= BRANO SCELTO =
________________________________________

A quel punto tutta la penisola si trovò sotto il domino romano.

 

Copyright©Gino Ragnetti

 

 

 

 

 

 

 

Aiuto, arrivano i romani

 

I guai per i nostri antenati, gli antichi Liguri, cominciarono in un giorno di primavera del 241 prima di Cristo allorché i Romani, sconfitti i Cartaginesi e acquisite la Sicilia, la Sardegna e la Corsica, poterono dare il via alla tanto sospirata Operazione Luna, la conquista cioè del grande golfo che si trovava di là dalla foce dell'Auser, il Serchio dei giorni nostri.

Le legioni erano già arrivate da tempo sulle rive dell'Arno trovando nei pisani pronti e fedeli alleati, un'amicizia interessata, perché essi intravedevano la possibilità di liberarsi una volta per tutte degli Apuani, loro pericolosi vicini.

Finalmente affrancati da pesanti impegni militari, i consoli volsero dunque la loro attenzione verso nord certi di riuscire a sbarazzarsi in breve tempo delle selvagge tribù che vivevano sulle montagne. Già potevano contare su amici sicuri quali i Genuati (Genova) e i Tigullii (Segesta Tigulliorum, l'odierna Sestri Levante) e quindi ritenevano che non avrebbero dovuto penare troppo per soggiogare quella gentaglia ferma ancora all'età della pietra; gente che viveva su picchi quasi inarrivabili, dedita alla coltivazione della terra e all'allevamento del bestiame, ma che non disdegnava affatto l'abigeato né i saccheggi ai danni delle assai meno bellicose popolazioni del piano.

________________________________________

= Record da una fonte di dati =
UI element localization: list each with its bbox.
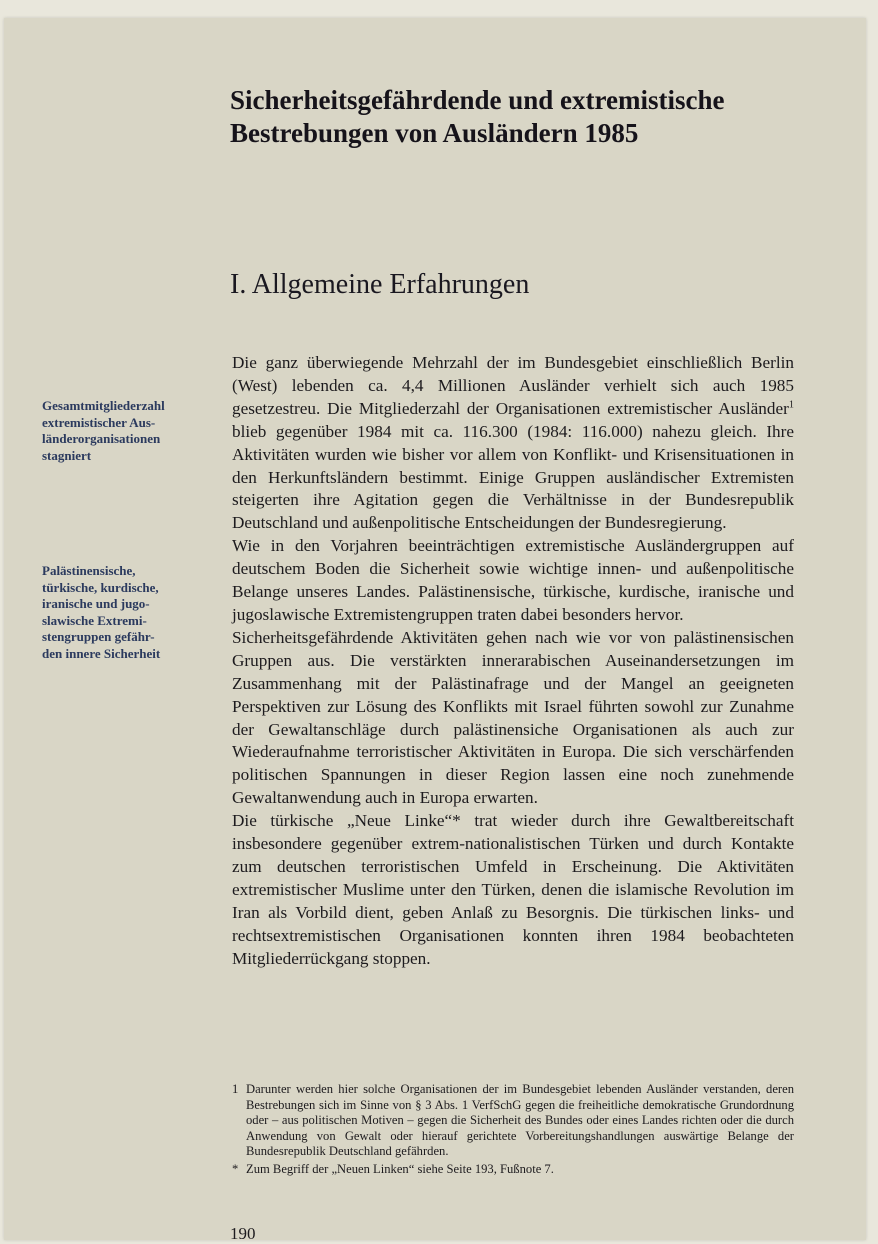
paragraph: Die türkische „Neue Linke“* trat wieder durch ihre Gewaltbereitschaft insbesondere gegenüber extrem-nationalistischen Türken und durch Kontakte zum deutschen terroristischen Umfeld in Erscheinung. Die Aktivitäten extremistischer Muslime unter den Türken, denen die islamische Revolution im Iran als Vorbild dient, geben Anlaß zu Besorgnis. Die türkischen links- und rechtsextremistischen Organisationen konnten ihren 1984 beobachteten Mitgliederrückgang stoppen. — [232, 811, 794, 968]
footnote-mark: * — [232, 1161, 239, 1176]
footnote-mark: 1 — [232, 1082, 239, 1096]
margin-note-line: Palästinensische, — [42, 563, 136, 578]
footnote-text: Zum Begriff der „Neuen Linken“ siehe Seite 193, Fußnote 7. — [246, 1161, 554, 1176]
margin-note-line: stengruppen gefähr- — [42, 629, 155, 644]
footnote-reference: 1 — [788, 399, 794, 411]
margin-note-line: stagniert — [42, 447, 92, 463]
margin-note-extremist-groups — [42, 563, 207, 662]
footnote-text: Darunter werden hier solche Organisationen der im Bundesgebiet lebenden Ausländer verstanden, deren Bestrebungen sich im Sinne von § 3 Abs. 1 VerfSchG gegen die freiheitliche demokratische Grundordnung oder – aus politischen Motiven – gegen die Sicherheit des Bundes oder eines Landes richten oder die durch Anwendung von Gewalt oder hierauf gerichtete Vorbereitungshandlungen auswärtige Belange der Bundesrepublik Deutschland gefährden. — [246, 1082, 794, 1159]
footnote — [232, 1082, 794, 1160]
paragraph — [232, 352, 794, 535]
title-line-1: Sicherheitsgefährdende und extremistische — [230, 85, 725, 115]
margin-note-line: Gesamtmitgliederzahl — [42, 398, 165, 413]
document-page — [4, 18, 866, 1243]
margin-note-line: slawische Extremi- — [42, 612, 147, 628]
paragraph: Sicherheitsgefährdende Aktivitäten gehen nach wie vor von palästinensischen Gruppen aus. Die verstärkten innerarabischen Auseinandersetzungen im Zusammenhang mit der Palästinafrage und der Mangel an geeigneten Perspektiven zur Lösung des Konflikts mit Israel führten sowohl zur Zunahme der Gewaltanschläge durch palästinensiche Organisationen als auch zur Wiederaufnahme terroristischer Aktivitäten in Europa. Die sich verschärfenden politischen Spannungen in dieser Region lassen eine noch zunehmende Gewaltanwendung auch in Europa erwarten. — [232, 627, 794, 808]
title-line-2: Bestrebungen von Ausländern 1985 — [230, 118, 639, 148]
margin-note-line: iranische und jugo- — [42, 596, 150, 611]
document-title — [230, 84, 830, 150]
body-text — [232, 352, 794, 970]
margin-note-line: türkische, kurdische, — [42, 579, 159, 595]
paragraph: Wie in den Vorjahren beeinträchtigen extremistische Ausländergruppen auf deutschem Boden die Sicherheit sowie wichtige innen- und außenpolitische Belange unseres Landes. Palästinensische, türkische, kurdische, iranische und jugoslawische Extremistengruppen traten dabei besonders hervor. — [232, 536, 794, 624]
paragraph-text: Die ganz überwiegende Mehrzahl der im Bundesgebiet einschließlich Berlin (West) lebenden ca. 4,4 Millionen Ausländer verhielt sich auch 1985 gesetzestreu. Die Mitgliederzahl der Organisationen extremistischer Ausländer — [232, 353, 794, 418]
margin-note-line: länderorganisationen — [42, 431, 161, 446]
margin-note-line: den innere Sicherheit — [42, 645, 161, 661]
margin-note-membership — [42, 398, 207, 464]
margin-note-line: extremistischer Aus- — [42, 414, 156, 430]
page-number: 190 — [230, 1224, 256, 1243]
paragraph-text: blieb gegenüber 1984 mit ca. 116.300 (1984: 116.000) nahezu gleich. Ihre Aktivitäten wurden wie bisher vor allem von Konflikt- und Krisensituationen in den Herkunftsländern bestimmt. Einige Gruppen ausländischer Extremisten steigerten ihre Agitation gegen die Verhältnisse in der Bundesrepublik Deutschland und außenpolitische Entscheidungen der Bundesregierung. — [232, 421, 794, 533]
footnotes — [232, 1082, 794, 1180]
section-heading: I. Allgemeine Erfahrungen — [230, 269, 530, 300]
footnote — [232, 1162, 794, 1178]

________________________________________

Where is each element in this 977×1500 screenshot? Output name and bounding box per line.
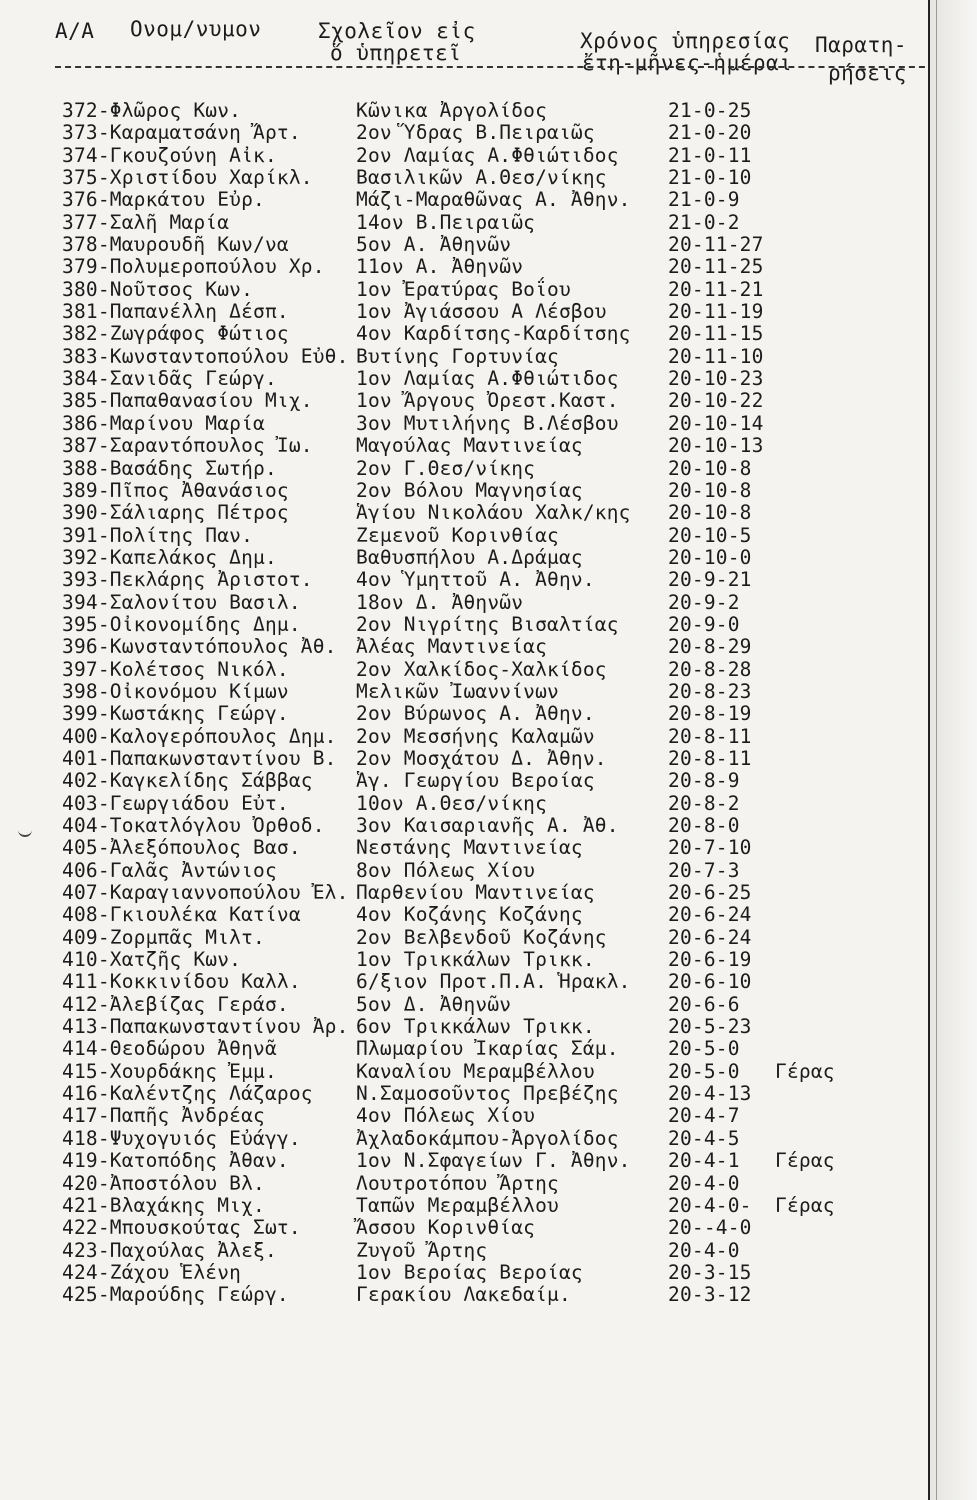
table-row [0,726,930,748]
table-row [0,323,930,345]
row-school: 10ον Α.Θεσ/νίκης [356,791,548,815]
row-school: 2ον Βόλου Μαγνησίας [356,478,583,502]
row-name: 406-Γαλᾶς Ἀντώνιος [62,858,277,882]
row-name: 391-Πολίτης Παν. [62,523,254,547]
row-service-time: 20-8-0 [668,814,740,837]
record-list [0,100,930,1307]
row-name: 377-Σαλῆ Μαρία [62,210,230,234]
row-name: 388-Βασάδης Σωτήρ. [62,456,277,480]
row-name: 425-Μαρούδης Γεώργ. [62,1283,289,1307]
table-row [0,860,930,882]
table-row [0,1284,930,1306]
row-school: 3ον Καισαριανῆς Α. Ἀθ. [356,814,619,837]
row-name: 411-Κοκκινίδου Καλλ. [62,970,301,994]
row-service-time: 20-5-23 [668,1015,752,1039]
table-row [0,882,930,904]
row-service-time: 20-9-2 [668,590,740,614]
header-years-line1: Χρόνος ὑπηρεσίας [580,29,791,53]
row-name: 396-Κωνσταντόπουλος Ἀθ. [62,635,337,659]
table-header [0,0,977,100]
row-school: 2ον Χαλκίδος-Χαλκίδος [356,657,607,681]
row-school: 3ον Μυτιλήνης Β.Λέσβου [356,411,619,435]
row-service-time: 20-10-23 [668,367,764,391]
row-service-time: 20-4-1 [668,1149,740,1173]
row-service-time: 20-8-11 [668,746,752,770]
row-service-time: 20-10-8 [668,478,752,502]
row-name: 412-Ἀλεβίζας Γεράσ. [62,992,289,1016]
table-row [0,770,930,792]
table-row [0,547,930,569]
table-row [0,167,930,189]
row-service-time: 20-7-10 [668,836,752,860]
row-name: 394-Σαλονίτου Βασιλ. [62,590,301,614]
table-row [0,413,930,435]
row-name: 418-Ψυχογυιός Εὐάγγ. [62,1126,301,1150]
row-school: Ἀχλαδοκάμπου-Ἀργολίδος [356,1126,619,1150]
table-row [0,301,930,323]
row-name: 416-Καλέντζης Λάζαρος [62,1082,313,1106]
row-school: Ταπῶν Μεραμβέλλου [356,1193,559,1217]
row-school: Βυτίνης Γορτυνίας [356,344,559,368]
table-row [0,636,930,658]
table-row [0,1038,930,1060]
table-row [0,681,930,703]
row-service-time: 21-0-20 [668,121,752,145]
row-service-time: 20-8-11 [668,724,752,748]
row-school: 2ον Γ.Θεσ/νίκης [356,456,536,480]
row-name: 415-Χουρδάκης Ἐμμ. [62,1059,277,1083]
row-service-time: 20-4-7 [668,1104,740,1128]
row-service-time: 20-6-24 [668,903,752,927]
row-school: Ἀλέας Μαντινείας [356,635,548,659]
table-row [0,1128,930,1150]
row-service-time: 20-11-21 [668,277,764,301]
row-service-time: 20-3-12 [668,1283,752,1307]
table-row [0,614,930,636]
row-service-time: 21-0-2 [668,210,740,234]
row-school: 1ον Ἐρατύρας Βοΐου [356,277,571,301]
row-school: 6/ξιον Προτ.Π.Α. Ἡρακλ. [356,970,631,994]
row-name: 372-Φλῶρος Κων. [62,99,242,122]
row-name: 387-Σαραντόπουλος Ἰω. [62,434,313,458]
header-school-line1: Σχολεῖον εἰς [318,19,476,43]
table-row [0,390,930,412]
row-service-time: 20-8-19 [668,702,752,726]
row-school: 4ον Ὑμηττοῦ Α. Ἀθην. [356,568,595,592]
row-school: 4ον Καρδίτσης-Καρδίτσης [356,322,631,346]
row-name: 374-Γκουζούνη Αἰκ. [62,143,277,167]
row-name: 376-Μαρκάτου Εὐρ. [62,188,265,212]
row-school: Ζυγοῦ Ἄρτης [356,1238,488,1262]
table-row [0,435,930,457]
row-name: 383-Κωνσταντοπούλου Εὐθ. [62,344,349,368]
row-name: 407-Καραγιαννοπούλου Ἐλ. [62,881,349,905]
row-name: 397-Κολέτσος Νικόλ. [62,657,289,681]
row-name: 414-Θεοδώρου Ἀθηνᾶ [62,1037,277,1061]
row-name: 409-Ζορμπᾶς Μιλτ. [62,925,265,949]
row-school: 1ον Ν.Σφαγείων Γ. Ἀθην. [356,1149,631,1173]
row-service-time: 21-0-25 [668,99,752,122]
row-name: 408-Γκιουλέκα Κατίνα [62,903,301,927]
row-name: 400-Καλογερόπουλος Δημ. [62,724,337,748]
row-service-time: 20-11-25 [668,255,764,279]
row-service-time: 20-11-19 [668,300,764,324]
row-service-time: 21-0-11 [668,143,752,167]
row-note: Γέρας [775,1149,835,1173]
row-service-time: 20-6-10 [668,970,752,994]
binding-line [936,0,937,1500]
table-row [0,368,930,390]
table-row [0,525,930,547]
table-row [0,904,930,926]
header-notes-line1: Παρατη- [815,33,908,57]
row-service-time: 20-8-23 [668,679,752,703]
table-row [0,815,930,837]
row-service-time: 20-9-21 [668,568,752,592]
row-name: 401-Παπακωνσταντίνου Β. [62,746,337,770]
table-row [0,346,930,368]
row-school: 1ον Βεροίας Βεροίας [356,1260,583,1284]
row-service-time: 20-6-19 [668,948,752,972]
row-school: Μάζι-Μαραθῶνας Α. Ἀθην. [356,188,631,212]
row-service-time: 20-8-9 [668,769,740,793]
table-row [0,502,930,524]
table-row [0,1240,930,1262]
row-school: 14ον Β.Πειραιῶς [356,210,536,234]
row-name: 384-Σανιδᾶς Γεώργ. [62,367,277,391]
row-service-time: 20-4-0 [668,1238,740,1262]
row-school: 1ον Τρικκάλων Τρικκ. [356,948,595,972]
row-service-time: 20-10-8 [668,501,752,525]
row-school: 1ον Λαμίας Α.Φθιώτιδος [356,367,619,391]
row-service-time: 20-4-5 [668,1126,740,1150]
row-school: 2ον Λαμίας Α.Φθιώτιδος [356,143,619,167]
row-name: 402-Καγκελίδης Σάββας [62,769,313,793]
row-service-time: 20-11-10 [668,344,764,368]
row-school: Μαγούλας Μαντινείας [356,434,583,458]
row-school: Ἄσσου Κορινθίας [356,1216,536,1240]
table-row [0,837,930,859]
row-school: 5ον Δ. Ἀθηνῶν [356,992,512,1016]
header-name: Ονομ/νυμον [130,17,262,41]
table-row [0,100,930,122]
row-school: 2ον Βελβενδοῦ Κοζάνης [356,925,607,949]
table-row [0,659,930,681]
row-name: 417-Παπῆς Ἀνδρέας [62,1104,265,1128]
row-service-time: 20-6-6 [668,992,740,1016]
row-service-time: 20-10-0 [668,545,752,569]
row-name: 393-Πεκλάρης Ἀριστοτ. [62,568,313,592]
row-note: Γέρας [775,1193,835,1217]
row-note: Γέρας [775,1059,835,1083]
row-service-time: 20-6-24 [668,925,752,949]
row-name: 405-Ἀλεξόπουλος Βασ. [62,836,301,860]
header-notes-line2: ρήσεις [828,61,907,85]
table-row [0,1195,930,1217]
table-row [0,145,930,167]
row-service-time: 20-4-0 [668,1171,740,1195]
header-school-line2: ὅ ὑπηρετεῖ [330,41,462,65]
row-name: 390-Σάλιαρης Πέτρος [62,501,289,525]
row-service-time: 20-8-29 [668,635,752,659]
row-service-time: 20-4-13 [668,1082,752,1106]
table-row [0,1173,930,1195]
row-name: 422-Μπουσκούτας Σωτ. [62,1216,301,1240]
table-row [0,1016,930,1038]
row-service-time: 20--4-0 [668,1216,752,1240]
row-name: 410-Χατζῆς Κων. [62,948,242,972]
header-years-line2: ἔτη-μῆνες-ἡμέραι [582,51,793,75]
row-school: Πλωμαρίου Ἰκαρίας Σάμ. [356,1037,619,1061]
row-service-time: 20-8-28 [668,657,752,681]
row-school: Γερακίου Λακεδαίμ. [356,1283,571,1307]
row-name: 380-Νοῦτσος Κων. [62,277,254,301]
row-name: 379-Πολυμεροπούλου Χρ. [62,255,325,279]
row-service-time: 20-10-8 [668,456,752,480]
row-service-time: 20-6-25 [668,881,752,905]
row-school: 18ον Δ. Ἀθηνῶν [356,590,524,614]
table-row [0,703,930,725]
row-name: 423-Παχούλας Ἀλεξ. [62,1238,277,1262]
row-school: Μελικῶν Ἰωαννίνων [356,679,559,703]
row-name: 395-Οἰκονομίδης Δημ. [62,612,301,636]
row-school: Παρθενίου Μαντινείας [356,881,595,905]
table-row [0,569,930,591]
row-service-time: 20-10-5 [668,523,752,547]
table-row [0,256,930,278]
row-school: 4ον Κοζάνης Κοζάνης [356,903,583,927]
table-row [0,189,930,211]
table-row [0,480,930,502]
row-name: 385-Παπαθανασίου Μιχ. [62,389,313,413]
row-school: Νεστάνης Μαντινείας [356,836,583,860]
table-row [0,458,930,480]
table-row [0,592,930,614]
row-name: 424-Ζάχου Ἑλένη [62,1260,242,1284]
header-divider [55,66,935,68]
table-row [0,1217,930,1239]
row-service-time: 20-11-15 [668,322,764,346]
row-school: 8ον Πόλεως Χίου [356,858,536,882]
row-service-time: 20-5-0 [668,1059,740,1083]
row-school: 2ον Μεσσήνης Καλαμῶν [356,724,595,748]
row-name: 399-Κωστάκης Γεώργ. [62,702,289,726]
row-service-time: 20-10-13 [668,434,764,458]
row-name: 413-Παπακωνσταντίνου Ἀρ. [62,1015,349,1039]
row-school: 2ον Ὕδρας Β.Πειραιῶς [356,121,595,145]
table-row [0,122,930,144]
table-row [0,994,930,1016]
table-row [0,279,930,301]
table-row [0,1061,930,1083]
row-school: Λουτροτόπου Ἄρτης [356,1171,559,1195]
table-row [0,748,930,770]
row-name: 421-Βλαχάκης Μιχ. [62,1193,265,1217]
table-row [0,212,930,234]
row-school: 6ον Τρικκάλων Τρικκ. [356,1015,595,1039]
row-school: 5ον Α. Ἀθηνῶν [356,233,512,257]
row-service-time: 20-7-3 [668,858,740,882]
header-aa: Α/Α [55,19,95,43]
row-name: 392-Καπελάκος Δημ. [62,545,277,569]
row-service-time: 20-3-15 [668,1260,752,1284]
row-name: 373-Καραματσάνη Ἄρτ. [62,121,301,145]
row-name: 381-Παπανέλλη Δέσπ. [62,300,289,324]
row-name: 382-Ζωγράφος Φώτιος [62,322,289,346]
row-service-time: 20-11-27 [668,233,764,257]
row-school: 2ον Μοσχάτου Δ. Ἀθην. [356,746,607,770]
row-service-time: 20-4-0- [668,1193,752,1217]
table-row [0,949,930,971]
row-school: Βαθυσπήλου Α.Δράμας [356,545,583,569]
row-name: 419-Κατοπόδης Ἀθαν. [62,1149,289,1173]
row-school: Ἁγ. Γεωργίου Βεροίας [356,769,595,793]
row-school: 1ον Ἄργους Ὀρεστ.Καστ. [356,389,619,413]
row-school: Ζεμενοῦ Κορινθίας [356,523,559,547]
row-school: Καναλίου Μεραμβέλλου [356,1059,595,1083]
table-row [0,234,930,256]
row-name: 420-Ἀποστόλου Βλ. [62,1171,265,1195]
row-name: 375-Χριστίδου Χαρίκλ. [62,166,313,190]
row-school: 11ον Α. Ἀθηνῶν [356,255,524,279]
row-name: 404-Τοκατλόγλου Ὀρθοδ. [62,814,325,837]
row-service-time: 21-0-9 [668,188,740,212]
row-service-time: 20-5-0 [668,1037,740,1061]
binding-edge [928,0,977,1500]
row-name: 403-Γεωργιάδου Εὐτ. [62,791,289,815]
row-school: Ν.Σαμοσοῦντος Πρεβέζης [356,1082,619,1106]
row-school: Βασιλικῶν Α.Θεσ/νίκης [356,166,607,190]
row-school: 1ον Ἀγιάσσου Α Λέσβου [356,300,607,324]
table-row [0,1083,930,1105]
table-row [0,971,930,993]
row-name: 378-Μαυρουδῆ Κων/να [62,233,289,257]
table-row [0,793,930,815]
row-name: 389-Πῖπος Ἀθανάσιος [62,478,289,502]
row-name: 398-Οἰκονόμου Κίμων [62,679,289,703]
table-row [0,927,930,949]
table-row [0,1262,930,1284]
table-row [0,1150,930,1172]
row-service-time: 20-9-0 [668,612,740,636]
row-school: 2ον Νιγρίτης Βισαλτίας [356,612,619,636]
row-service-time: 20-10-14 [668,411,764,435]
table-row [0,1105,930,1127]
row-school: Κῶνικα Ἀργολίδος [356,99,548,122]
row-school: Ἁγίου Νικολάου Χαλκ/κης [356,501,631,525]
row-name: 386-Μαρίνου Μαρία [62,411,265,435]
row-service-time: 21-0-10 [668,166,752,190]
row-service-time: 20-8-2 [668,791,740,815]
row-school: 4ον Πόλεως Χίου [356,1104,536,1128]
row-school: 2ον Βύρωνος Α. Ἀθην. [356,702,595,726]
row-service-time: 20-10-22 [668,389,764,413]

________________________________________

= ESERCIZI =
1. Stabilisci se le affermazioni seguenti concordano con il brano sui Liguri, motivando ogni risposta con le parole esatte del testo: (a) i Romani avviarono l'Operazione Luna dopo aver sconfitto i Cartaginesi; (b) i pisani si opposero all'arrivo delle legioni; (c) le tribù delle montagne vivevano soltanto di caccia.
2. Prosegui il brano sui Liguri a partire dalla sua ultima frase.
Per lo svolgimento non occorre consultare i dati.

= SOLUZIONI =
1.
(a) Sì: "sconfitti i Cartaginesi".
(b) No: "trovando nei pisani pronti e fedeli alleati".
(c) No: "dedita alla coltivazione della terra e all'allevamento del bestiame".

2.
Consoli del 241 erano Quinto Lutazio Cerco e Aulo Manlio Torquato, e a uno dei due ( non si sa a quale) fu affidato il compito di andare a dare un'occhiata a Luna. La missione filò via liscia come l'olio forse perché gli Apuani, che avevano combattuto insieme a loro contro gli Etruschi, consideravano i Romani ancora loro alleati. Fatto sta che, scollinato il Termo, o magari il Buonviaggio, le legioni si trovarono davanti un grande golfo circondato da montagne coperte da fitte foreste. Per la prima volta un legionario romano metteva piede sulla terra sulla quale quindici secoli più tardi sarebbe nata Spezia.

Insediato un avamposto nell'angolo più protetto e sicuro del vasto seno, il console tornò a Pisa per raccontare ciò che aveva visto: era proprio quello che Roma andava cercando da tempo: un porto in grado di ospitare numerose flotte, di farvi accampare eserciti, e da lì partire per le operazioni militari che avevano quali teatri la Sardegna, la Corsica, la Valle Padana e lo stesso Tirreno. Perché Cartagine era sempre là, sconfitta ma non doma, e si stava riarmando.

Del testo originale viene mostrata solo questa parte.